Task instructions: Skip the pictures. Transcribe the rest of the data below without changing a word.

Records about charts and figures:
^^^^^^^^

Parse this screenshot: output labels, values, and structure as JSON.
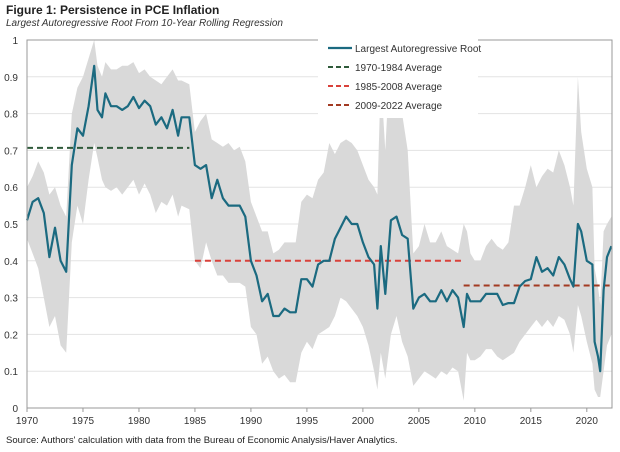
{
  "title": "Figure 1: Persistence in PCE Inflation",
  "subtitle": "Largest Autoregressive Root From 10-Year Rolling Regression",
  "source": "Source: Authors' calculation with data from the Bureau of Economic Analysis/Haver Analytics.",
  "chart_data": {
    "type": "line",
    "xlim": [
      1970,
      2022.25
    ],
    "ylim": [
      0,
      1
    ],
    "x_ticks": [
      "1970",
      "1975",
      "1980",
      "1985",
      "1990",
      "1995",
      "2000",
      "2005",
      "2010",
      "2015",
      "2020"
    ],
    "y_ticks": [
      "0",
      "0.1",
      "0.2",
      "0.3",
      "0.4",
      "0.5",
      "0.6",
      "0.7",
      "0.8",
      "0.9",
      "1"
    ],
    "grid": "horizontal",
    "legend_position": "top-center",
    "colors": {
      "series": "#1b6a80",
      "band": "#d9d9d9",
      "avg1": "#2f5a3a",
      "avg2": "#d9413a",
      "avg3": "#a23a22"
    },
    "series": [
      {
        "name": "Largest Autoregressive Root",
        "x": [
          1970.0,
          1970.5,
          1971.0,
          1971.5,
          1972.0,
          1972.5,
          1973.0,
          1973.5,
          1974.0,
          1974.5,
          1975.0,
          1975.5,
          1976.0,
          1976.3,
          1976.7,
          1977.0,
          1977.5,
          1978.0,
          1978.5,
          1979.0,
          1979.5,
          1980.0,
          1980.5,
          1981.0,
          1981.5,
          1982.0,
          1982.5,
          1983.0,
          1983.5,
          1983.8,
          1984.5,
          1985.0,
          1985.5,
          1986.0,
          1986.5,
          1987.0,
          1987.5,
          1988.0,
          1988.5,
          1989.0,
          1989.5,
          1990.0,
          1990.5,
          1991.0,
          1991.5,
          1992.0,
          1992.5,
          1993.0,
          1993.5,
          1994.0,
          1994.5,
          1995.0,
          1995.5,
          1996.0,
          1996.5,
          1997.0,
          1997.5,
          1998.0,
          1998.5,
          1999.0,
          1999.5,
          2000.0,
          2000.5,
          2001.0,
          2001.3,
          2001.6,
          2002.0,
          2002.5,
          2003.0,
          2003.5,
          2004.0,
          2004.5,
          2005.0,
          2005.5,
          2006.0,
          2006.5,
          2007.0,
          2007.5,
          2008.0,
          2008.5,
          2009.0,
          2009.3,
          2009.6,
          2010.0,
          2010.5,
          2011.0,
          2011.5,
          2012.0,
          2012.5,
          2013.0,
          2013.5,
          2014.0,
          2014.5,
          2015.0,
          2015.5,
          2016.0,
          2016.5,
          2017.0,
          2017.5,
          2018.0,
          2018.5,
          2018.8,
          2019.2,
          2019.5,
          2020.0,
          2020.5,
          2020.7,
          2021.0,
          2021.2,
          2021.5,
          2021.8,
          2022.2
        ],
        "y": [
          0.51,
          0.56,
          0.57,
          0.53,
          0.41,
          0.49,
          0.4,
          0.37,
          0.66,
          0.76,
          0.74,
          0.82,
          0.93,
          0.81,
          0.79,
          0.855,
          0.82,
          0.82,
          0.81,
          0.82,
          0.845,
          0.815,
          0.835,
          0.82,
          0.77,
          0.79,
          0.76,
          0.81,
          0.74,
          0.79,
          0.79,
          0.66,
          0.65,
          0.66,
          0.57,
          0.62,
          0.57,
          0.55,
          0.55,
          0.55,
          0.52,
          0.4,
          0.36,
          0.29,
          0.31,
          0.25,
          0.25,
          0.27,
          0.26,
          0.26,
          0.35,
          0.35,
          0.33,
          0.39,
          0.4,
          0.4,
          0.46,
          0.49,
          0.52,
          0.5,
          0.5,
          0.45,
          0.41,
          0.39,
          0.27,
          0.44,
          0.31,
          0.51,
          0.52,
          0.47,
          0.46,
          0.27,
          0.3,
          0.31,
          0.29,
          0.29,
          0.32,
          0.29,
          0.32,
          0.3,
          0.22,
          0.31,
          0.29,
          0.29,
          0.29,
          0.31,
          0.31,
          0.31,
          0.28,
          0.285,
          0.285,
          0.33,
          0.345,
          0.35,
          0.41,
          0.37,
          0.38,
          0.36,
          0.41,
          0.39,
          0.35,
          0.33,
          0.5,
          0.48,
          0.4,
          0.39,
          0.18,
          0.14,
          0.1,
          0.32,
          0.41,
          0.44
        ],
        "lower": [
          0.46,
          0.42,
          0.38,
          0.3,
          0.22,
          0.25,
          0.17,
          0.15,
          0.45,
          0.55,
          0.5,
          0.62,
          0.72,
          0.68,
          0.62,
          0.6,
          0.59,
          0.6,
          0.58,
          0.6,
          0.62,
          0.58,
          0.61,
          0.58,
          0.53,
          0.56,
          0.55,
          0.58,
          0.52,
          0.55,
          0.54,
          0.4,
          0.38,
          0.45,
          0.4,
          0.36,
          0.36,
          0.34,
          0.34,
          0.34,
          0.33,
          0.22,
          0.2,
          0.12,
          0.14,
          0.1,
          0.08,
          0.09,
          0.07,
          0.07,
          0.15,
          0.18,
          0.16,
          0.2,
          0.21,
          0.22,
          0.25,
          0.3,
          0.29,
          0.27,
          0.25,
          0.22,
          0.17,
          0.1,
          0.05,
          0.15,
          0.08,
          0.2,
          0.25,
          0.18,
          0.14,
          0.06,
          0.08,
          0.1,
          0.09,
          0.08,
          0.1,
          0.09,
          0.11,
          0.1,
          0.02,
          0.15,
          0.13,
          0.13,
          0.14,
          0.16,
          0.16,
          0.14,
          0.13,
          0.14,
          0.15,
          0.18,
          0.2,
          0.22,
          0.24,
          0.22,
          0.24,
          0.22,
          0.25,
          0.24,
          0.2,
          0.15,
          0.28,
          0.25,
          0.18,
          0.12,
          0.05,
          0.03,
          0.03,
          0.1,
          0.17,
          0.2
        ],
        "upper": [
          0.6,
          0.63,
          0.67,
          0.64,
          0.58,
          0.6,
          0.55,
          0.52,
          0.8,
          0.87,
          0.9,
          0.95,
          1.0,
          0.93,
          0.9,
          0.94,
          0.92,
          0.92,
          0.93,
          0.93,
          0.94,
          0.91,
          0.92,
          0.9,
          0.89,
          0.88,
          0.9,
          0.92,
          0.89,
          0.89,
          0.88,
          0.75,
          0.78,
          0.8,
          0.73,
          0.72,
          0.71,
          0.72,
          0.7,
          0.71,
          0.67,
          0.56,
          0.52,
          0.48,
          0.48,
          0.42,
          0.43,
          0.45,
          0.45,
          0.45,
          0.56,
          0.58,
          0.57,
          0.62,
          0.64,
          0.72,
          0.69,
          0.72,
          0.73,
          0.72,
          0.7,
          0.66,
          0.62,
          0.6,
          0.58,
          0.9,
          0.7,
          1.0,
          0.95,
          0.8,
          0.7,
          0.42,
          0.44,
          0.5,
          0.45,
          0.45,
          0.48,
          0.44,
          0.43,
          0.42,
          0.5,
          0.48,
          0.42,
          0.4,
          0.4,
          0.44,
          0.46,
          0.44,
          0.43,
          0.45,
          0.55,
          0.55,
          0.6,
          0.66,
          0.6,
          0.63,
          0.65,
          0.64,
          0.7,
          0.66,
          0.6,
          0.55,
          0.9,
          0.75,
          0.65,
          0.6,
          0.38,
          0.33,
          0.28,
          0.48,
          0.5,
          0.52
        ]
      }
    ],
    "averages": [
      {
        "name": "1970-1984 Average",
        "x": [
          1970,
          1984.5
        ],
        "value": 0.707
      },
      {
        "name": "1985-2008 Average",
        "x": [
          1985,
          2008.8
        ],
        "value": 0.4
      },
      {
        "name": "2009-2022 Average",
        "x": [
          2009,
          2022.25
        ],
        "value": 0.333
      }
    ]
  }
}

^^^^^^^^

Reply:
Parse this screenshot: output labels, values, and structure as JSON.
{
  "title": "Figure 1: Persistence in PCE Inflation",
  "subtitle": "Largest Autoregressive Root From 10-Year Rolling Regression",
  "source": "Source: Authors' calculation with data from the Bureau of Economic Analysis/Haver Analytics.",
  "chart_data": {
    "type": "line",
    "xlim": [
      1970,
      2022.25
    ],
    "ylim": [
      0,
      1
    ],
    "x_ticks": [
      "1970",
      "1975",
      "1980",
      "1985",
      "1990",
      "1995",
      "2000",
      "2005",
      "2010",
      "2015",
      "2020"
    ],
    "y_ticks": [
      "0",
      "0.1",
      "0.2",
      "0.3",
      "0.4",
      "0.5",
      "0.6",
      "0.7",
      "0.8",
      "0.9",
      "1"
    ],
    "grid": "horizontal",
    "legend_position": "top-center",
    "colors": {
      "series": "#1b6a80",
      "band": "#d9d9d9",
      "avg1": "#2f5a3a",
      "avg2": "#d9413a",
      "avg3": "#a23a22"
    },
    "series": [
      {
        "name": "Largest Autoregressive Root",
        "x": [
          1970.0,
          1970.5,
          1971.0,
          1971.5,
          1972.0,
          1972.5,
          1973.0,
          1973.5,
          1974.0,
          1974.5,
          1975.0,
          1975.5,
          1976.0,
          1976.3,
          1976.7,
          1977.0,
          1977.5,
          1978.0,
          1978.5,
          1979.0,
          1979.5,
          1980.0,
          1980.5,
          1981.0,
          1981.5,
          1982.0,
          1982.5,
          1983.0,
          1983.5,
          1983.8,
          1984.5,
          1985.0,
          1985.5,
          1986.0,
          1986.5,
          1987.0,
          1987.5,
          1988.0,
          1988.5,
          1989.0,
          1989.5,
          1990.0,
          1990.5,
          1991.0,
          1991.5,
          1992.0,
          1992.5,
          1993.0,
          1993.5,
          1994.0,
          1994.5,
          1995.0,
          1995.5,
          1996.0,
          1996.5,
          1997.0,
          1997.5,
          1998.0,
          1998.5,
          1999.0,
          1999.5,
          2000.0,
          2000.5,
          2001.0,
          2001.3,
          2001.6,
          2002.0,
          2002.5,
          2003.0,
          2003.5,
          2004.0,
          2004.5,
          2005.0,
          2005.5,
          2006.0,
          2006.5,
          2007.0,
          2007.5,
          2008.0,
          2008.5,
          2009.0,
          2009.3,
          2009.6,
          2010.0,
          2010.5,
          2011.0,
          2011.5,
          2012.0,
          2012.5,
          2013.0,
          2013.5,
          2014.0,
          2014.5,
          2015.0,
          2015.5,
          2016.0,
          2016.5,
          2017.0,
          2017.5,
          2018.0,
          2018.5,
          2018.8,
          2019.2,
          2019.5,
          2020.0,
          2020.5,
          2020.7,
          2021.0,
          2021.2,
          2021.5,
          2021.8,
          2022.2
        ],
        "y": [
          0.51,
          0.56,
          0.57,
          0.53,
          0.41,
          0.49,
          0.4,
          0.37,
          0.66,
          0.76,
          0.74,
          0.82,
          0.93,
          0.81,
          0.79,
          0.855,
          0.82,
          0.82,
          0.81,
          0.82,
          0.845,
          0.815,
          0.835,
          0.82,
          0.77,
          0.79,
          0.76,
          0.81,
          0.74,
          0.79,
          0.79,
          0.66,
          0.65,
          0.66,
          0.57,
          0.62,
          0.57,
          0.55,
          0.55,
          0.55,
          0.52,
          0.4,
          0.36,
          0.29,
          0.31,
          0.25,
          0.25,
          0.27,
          0.26,
          0.26,
          0.35,
          0.35,
          0.33,
          0.39,
          0.4,
          0.4,
          0.46,
          0.49,
          0.52,
          0.5,
          0.5,
          0.45,
          0.41,
          0.39,
          0.27,
          0.44,
          0.31,
          0.51,
          0.52,
          0.47,
          0.46,
          0.27,
          0.3,
          0.31,
          0.29,
          0.29,
          0.32,
          0.29,
          0.32,
          0.3,
          0.22,
          0.31,
          0.29,
          0.29,
          0.29,
          0.31,
          0.31,
          0.31,
          0.28,
          0.285,
          0.285,
          0.33,
          0.345,
          0.35,
          0.41,
          0.37,
          0.38,
          0.36,
          0.41,
          0.39,
          0.35,
          0.33,
          0.5,
          0.48,
          0.4,
          0.39,
          0.18,
          0.14,
          0.1,
          0.32,
          0.41,
          0.44
        ],
        "lower": [
          0.46,
          0.42,
          0.38,
          0.3,
          0.22,
          0.25,
          0.17,
          0.15,
          0.45,
          0.55,
          0.5,
          0.62,
          0.72,
          0.68,
          0.62,
          0.6,
          0.59,
          0.6,
          0.58,
          0.6,
          0.62,
          0.58,
          0.61,
          0.58,
          0.53,
          0.56,
          0.55,
          0.58,
          0.52,
          0.55,
          0.54,
          0.4,
          0.38,
          0.45,
          0.4,
          0.36,
          0.36,
          0.34,
          0.34,
          0.34,
          0.33,
          0.22,
          0.2,
          0.12,
          0.14,
          0.1,
          0.08,
          0.09,
          0.07,
          0.07,
          0.15,
          0.18,
          0.16,
          0.2,
          0.21,
          0.22,
          0.25,
          0.3,
          0.29,
          0.27,
          0.25,
          0.22,
          0.17,
          0.1,
          0.05,
          0.15,
          0.08,
          0.2,
          0.25,
          0.18,
          0.14,
          0.06,
          0.08,
          0.1,
          0.09,
          0.08,
          0.1,
          0.09,
          0.11,
          0.1,
          0.02,
          0.15,
          0.13,
          0.13,
          0.14,
          0.16,
          0.16,
          0.14,
          0.13,
          0.14,
          0.15,
          0.18,
          0.2,
          0.22,
          0.24,
          0.22,
          0.24,
          0.22,
          0.25,
          0.24,
          0.2,
          0.15,
          0.28,
          0.25,
          0.18,
          0.12,
          0.05,
          0.03,
          0.03,
          0.1,
          0.17,
          0.2
        ],
        "upper": [
          0.6,
          0.63,
          0.67,
          0.64,
          0.58,
          0.6,
          0.55,
          0.52,
          0.8,
          0.87,
          0.9,
          0.95,
          1.0,
          0.93,
          0.9,
          0.94,
          0.92,
          0.92,
          0.93,
          0.93,
          0.94,
          0.91,
          0.92,
          0.9,
          0.89,
          0.88,
          0.9,
          0.92,
          0.89,
          0.89,
          0.88,
          0.75,
          0.78,
          0.8,
          0.73,
          0.72,
          0.71,
          0.72,
          0.7,
          0.71,
          0.67,
          0.56,
          0.52,
          0.48,
          0.48,
          0.42,
          0.43,
          0.45,
          0.45,
          0.45,
          0.56,
          0.58,
          0.57,
          0.62,
          0.64,
          0.72,
          0.69,
          0.72,
          0.73,
          0.72,
          0.7,
          0.66,
          0.62,
          0.6,
          0.58,
          0.9,
          0.7,
          1.0,
          0.95,
          0.8,
          0.7,
          0.42,
          0.44,
          0.5,
          0.45,
          0.45,
          0.48,
          0.44,
          0.43,
          0.42,
          0.5,
          0.48,
          0.42,
          0.4,
          0.4,
          0.44,
          0.46,
          0.44,
          0.43,
          0.45,
          0.55,
          0.55,
          0.6,
          0.66,
          0.6,
          0.63,
          0.65,
          0.64,
          0.7,
          0.66,
          0.6,
          0.55,
          0.9,
          0.75,
          0.65,
          0.6,
          0.38,
          0.33,
          0.28,
          0.48,
          0.5,
          0.52
        ]
      }
    ],
    "averages": [
      {
        "name": "1970-1984 Average",
        "x": [
          1970,
          1984.5
        ],
        "value": 0.707
      },
      {
        "name": "1985-2008 Average",
        "x": [
          1985,
          2008.8
        ],
        "value": 0.4
      },
      {
        "name": "2009-2022 Average",
        "x": [
          2009,
          2022.25
        ],
        "value": 0.333
      }
    ]
  }
}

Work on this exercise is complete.